» **Zu erledigende Aufgaben**
A – Bis wann könnte sich die Inbetriebnahme von ETCS laut jüngsten Angaben im Abschnitt zur Generalsanierung hinziehen?
B – Setze den Abschnitt zur Generalsanierung nach seinem letzten Satz fort.

» **Ausgewählter Abschnitt**
###
Obwohl die DB InfraGO bei den meisten Gewerken heute im Zeitplan liegt, kann das zentrale Versprechen der Generalsanierung, alle Maßnahmen innerhalb von fünf Monaten abzuschließen, nicht eingehalten werden. Damit ist eine der wichtigsten Bedingungen für die Zustimmung zum Konzept nicht erfüllt. Verzögerungen bei der Inbetriebnahme von ETCS, die sich laut jüngsten Angaben bis ins zweite Quartal 2025, d. h. möglicherweise bis Ende Juni, hinziehen könnten, werden auch nach Abschluss möglicherweise zu Sperrungen führen. Zum Vergleich: Noch im September war die Rede von einer vollständigen Inbetriebnahme im ersten Quartal des kommenden Jahres.
###
» **Daten**
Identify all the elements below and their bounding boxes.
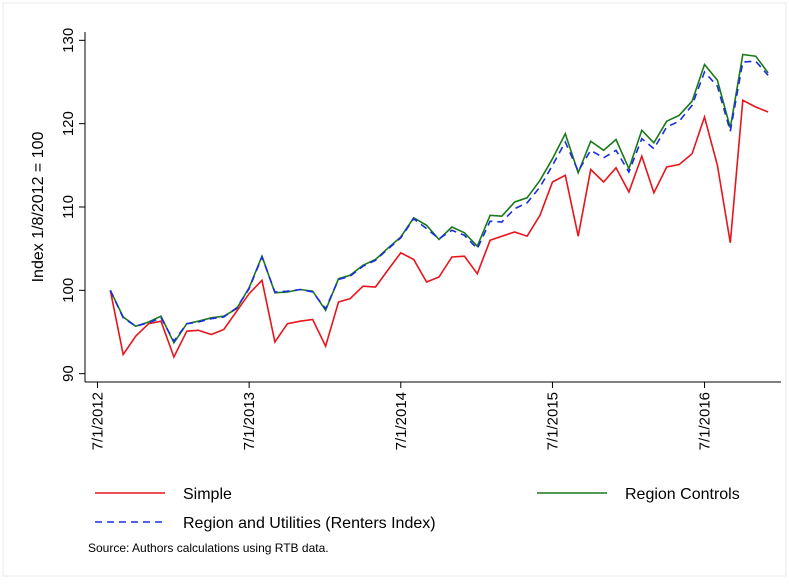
y-tick-label: 100 [60, 278, 77, 303]
series-line [109, 53, 769, 345]
y-tick-label: 130 [60, 28, 77, 53]
x-tick-label: 7/1/2015 [544, 392, 561, 450]
series-line [109, 60, 769, 343]
legend-label: Region Controls [625, 486, 740, 503]
series-line [109, 99, 769, 360]
y-tick-label: 110 [60, 195, 77, 219]
legend-label: Region and Utilities (Renters Index) [183, 515, 436, 532]
frame [2, 2, 787, 577]
x-tick-label: 7/1/2012 [89, 392, 106, 450]
legend-label: Simple [183, 486, 232, 503]
source-note: Source: Authors calculations using RTB d… [88, 541, 329, 555]
x-tick-label: 7/1/2014 [393, 392, 410, 450]
y-tick-label: 90 [60, 365, 77, 382]
y-tick-label: 120 [60, 111, 77, 136]
x-tick-label: 7/1/2013 [241, 392, 258, 450]
y-axis-label: Index 1/8/2012 = 100 [30, 132, 47, 283]
x-tick-label: 7/1/2016 [697, 392, 714, 450]
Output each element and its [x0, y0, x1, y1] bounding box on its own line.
###
» **Ergebnisse je Aufgabe**
A – Bis ins zweite Quartal 2025, möglicherweise bis Ende Juni.

B –
In welchem Ausmaß die verzögerten Arbeiten den Schienenverkehr beeinträchtigen, ist abhängig davon, ob neben Software- auch noch Hardware-Arbeiten durchgeführt werden müssen, indem z. B. Signale gesetzt werden, Leitungen gezogen oder Balisen eingebaut werden müssen.  

Bauvolumenziel: 2- 

Entgegen den Ankündigungen aus dem Jahr 2023 wurde nur der Fahrdraht, nicht aber die gesamte Oberleitung ausgetauscht. Auch Brücken wurden auf Grund des fehlenden Planrecht nicht umfassend saniert. Positiv ist, dass die DB InfraGO bei Weichen, Gleisen, Lärmschutzwänden, Bahnübergängen sowie Bahnhöfen ihre Versprechen gehalten hat.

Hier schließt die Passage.